Set down each record exactly as written.

#### EXTRACTED DATA ####

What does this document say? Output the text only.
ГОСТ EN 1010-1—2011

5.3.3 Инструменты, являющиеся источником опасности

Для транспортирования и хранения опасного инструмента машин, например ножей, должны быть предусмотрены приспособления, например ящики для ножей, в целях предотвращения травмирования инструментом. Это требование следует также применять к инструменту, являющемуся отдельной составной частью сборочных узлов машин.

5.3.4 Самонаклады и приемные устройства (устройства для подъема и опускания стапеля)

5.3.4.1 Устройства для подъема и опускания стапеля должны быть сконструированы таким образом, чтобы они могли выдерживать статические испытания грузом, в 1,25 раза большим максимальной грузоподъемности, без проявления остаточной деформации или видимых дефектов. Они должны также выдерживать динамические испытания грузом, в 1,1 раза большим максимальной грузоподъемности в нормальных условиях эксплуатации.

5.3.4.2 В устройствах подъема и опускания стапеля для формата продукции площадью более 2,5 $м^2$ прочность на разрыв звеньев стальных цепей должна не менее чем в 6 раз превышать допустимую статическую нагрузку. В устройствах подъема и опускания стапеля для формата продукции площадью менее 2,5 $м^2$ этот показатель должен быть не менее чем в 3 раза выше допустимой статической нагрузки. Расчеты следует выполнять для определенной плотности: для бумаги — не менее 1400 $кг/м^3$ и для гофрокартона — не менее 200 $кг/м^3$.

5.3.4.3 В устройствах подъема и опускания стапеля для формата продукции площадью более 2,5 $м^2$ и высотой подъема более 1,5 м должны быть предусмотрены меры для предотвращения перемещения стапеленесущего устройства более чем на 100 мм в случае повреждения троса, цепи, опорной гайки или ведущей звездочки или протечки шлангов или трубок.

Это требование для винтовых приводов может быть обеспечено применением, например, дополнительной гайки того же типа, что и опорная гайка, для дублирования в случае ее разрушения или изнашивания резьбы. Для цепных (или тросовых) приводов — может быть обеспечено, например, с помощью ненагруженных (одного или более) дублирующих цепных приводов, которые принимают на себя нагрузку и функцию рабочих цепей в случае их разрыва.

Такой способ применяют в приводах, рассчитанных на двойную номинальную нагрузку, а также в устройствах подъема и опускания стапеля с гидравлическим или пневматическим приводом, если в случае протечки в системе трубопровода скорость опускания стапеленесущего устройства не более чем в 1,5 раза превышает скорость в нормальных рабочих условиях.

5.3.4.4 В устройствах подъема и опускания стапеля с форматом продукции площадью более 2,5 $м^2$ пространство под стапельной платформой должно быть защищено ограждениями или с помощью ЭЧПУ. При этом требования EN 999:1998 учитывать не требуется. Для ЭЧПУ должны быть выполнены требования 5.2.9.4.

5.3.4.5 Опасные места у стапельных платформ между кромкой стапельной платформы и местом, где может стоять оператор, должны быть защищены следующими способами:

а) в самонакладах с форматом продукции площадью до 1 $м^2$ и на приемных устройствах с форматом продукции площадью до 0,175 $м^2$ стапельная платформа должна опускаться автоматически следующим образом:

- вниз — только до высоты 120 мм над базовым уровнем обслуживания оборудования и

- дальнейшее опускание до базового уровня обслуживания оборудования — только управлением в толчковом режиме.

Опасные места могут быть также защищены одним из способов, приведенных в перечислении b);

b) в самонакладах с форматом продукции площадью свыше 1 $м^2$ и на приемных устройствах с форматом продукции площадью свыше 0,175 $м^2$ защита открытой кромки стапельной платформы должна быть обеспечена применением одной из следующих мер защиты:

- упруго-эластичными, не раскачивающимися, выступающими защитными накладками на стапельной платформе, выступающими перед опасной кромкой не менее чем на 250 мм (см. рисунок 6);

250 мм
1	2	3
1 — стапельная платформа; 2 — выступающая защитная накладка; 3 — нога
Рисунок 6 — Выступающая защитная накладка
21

####

= ANSWER FOR THIS EXERCISE =
What does this document say? Output the text only.
ГОСТ EN 1010-1—2011

5.3.3 Инструменты, являющиеся источником опасности

Для транспортирования и хранения опасного инструмента машин, например ножей, должны быть предусмотрены приспособления, например ящики для ножей, в целях предотвращения травмирования инструментом. Это требование следует также применять к инструменту, являющемуся отдельной составной частью сборочных узлов машин.

5.3.4 Самонаклады и приемные устройства (устройства для подъема и опускания стапеля)

5.3.4.1 Устройства для подъема и опускания стапеля должны быть сконструированы таким образом, чтобы они могли выдерживать статические испытания грузом, в 1,25 раза большим максимальной грузоподъемности, без проявления остаточной деформации или видимых дефектов. Они должны также выдерживать динамические испытания грузом, в 1,1 раза большим максимальной грузоподъемности в нормальных условиях эксплуатации.

5.3.4.2 В устройствах подъема и опускания стапеля для формата продукции площадью более 2,5 $м^2$ прочность на разрыв звеньев стальных цепей должна не менее чем в 6 раз превышать допустимую статическую нагрузку. В устройствах подъема и опускания стапеля для формата продукции площадью менее 2,5 $м^2$ этот показатель должен быть не менее чем в 3 раза выше допустимой статической нагрузки. Расчеты следует выполнять для определенной плотности: для бумаги — не менее 1400 $кг/м^3$ и для гофрокартона — не менее 200 $кг/м^3$.

5.3.4.3 В устройствах подъема и опускания стапеля для формата продукции площадью более 2,5 $м^2$ и высотой подъема более 1,5 м должны быть предусмотрены меры для предотвращения перемещения стапеленесущего устройства более чем на 100 мм в случае повреждения троса, цепи, опорной гайки или ведущей звездочки или протечки шлангов или трубок.

Это требование для винтовых приводов может быть обеспечено применением, например, дополнительной гайки того же типа, что и опорная гайка, для дублирования в случае ее разрушения или изнашивания резьбы. Для цепных (или тросовых) приводов — может быть обеспечено, например, с помощью ненагруженных (одного или более) дублирующих цепных приводов, которые принимают на себя нагрузку и функцию рабочих цепей в случае их разрыва.

Такой способ применяют в приводах, рассчитанных на двойную номинальную нагрузку, а также в устройствах подъема и опускания стапеля с гидравлическим или пневматическим приводом, если в случае протечки в системе трубопровода скорость опускания стапеленесущего устройства не более чем в 1,5 раза превышает скорость в нормальных рабочих условиях.

5.3.4.4 В устройствах подъема и опускания стапеля с форматом продукции площадью более 2,5 $м^2$ пространство под стапельной платформой должно быть защищено ограждениями или с помощью ЭЧПУ. При этом требования EN 999:1998 учитывать не требуется. Для ЭЧПУ должны быть выполнены требования 5.2.9.4.

5.3.4.5 Опасные места у стапельных платформ между кромкой стапельной платформы и местом, где может стоять оператор, должны быть защищены следующими способами:

а) в самонакладах с форматом продукции площадью до 1 $м^2$ и на приемных устройствах с форматом продукции площадью до 0,175 $м^2$ стапельная платформа должна опускаться автоматически следующим образом:

- вниз — только до высоты 120 мм над базовым уровнем обслуживания оборудования и

- дальнейшее опускание до базового уровня обслуживания оборудования — только управлением в толчковом режиме.

Опасные места могут быть также защищены одним из способов, приведенных в перечислении b);

b) в самонакладах с форматом продукции площадью свыше 1 $м^2$ и на приемных устройствах с форматом продукции площадью свыше 0,175 $м^2$ защита открытой кромки стапельной платформы должна быть обеспечена применением одной из следующих мер защиты:

- упруго-эластичными, не раскачивающимися, выступающими защитными накладками на стапельной платформе, выступающими перед опасной кромкой не менее чем на 250 мм (см. рисунок 6);

250 мм
1	2	3
1 — стапельная платформа; 2 — выступающая защитная накладка; 3 — нога
Рисунок 6 — Выступающая защитная накладка
21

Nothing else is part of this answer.